►
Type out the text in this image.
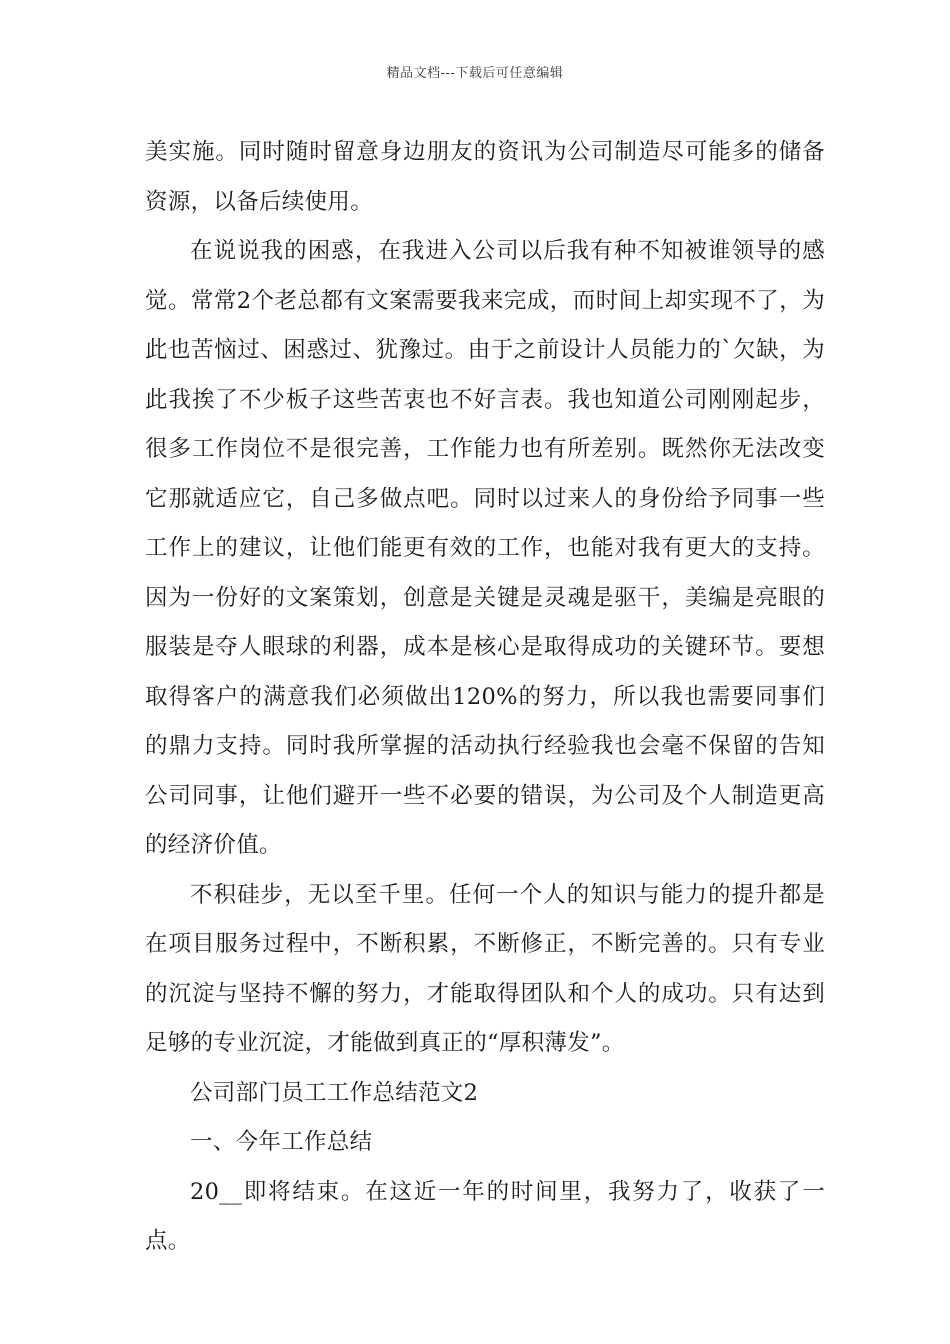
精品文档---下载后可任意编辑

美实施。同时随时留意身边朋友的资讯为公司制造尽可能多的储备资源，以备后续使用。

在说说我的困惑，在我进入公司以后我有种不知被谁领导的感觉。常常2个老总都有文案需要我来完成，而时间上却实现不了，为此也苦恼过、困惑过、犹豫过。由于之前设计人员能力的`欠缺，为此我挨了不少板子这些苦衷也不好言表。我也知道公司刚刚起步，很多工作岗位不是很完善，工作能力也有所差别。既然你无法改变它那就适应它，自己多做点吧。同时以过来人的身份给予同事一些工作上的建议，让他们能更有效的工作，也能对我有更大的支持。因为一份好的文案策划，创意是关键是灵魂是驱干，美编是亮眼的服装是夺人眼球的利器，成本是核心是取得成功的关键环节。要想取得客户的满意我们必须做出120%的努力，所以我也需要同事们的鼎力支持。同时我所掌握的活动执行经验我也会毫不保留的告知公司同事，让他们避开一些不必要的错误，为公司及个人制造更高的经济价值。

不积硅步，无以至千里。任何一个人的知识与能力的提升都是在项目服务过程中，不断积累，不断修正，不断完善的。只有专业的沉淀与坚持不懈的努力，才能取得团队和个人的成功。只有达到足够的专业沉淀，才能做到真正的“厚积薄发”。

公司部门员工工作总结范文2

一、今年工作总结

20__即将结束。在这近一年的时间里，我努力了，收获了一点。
◄
_Exercise prompt_
Reproduce each entry precisely. Leave the pictures out.

_Result of the task_
Type out the text in this image.
精品文档---下载后可任意编辑

美实施。同时随时留意身边朋友的资讯为公司制造尽可能多的储备资源，以备后续使用。

在说说我的困惑，在我进入公司以后我有种不知被谁领导的感觉。常常2个老总都有文案需要我来完成，而时间上却实现不了，为此也苦恼过、困惑过、犹豫过。由于之前设计人员能力的`欠缺，为此我挨了不少板子这些苦衷也不好言表。我也知道公司刚刚起步，很多工作岗位不是很完善，工作能力也有所差别。既然你无法改变它那就适应它，自己多做点吧。同时以过来人的身份给予同事一些工作上的建议，让他们能更有效的工作，也能对我有更大的支持。因为一份好的文案策划，创意是关键是灵魂是驱干，美编是亮眼的服装是夺人眼球的利器，成本是核心是取得成功的关键环节。要想取得客户的满意我们必须做出120%的努力，所以我也需要同事们的鼎力支持。同时我所掌握的活动执行经验我也会毫不保留的告知公司同事，让他们避开一些不必要的错误，为公司及个人制造更高的经济价值。

不积硅步，无以至千里。任何一个人的知识与能力的提升都是在项目服务过程中，不断积累，不断修正，不断完善的。只有专业的沉淀与坚持不懈的努力，才能取得团队和个人的成功。只有达到足够的专业沉淀，才能做到真正的“厚积薄发”。

公司部门员工工作总结范文2

一、今年工作总结

20__即将结束。在这近一年的时间里，我努力了，收获了一点。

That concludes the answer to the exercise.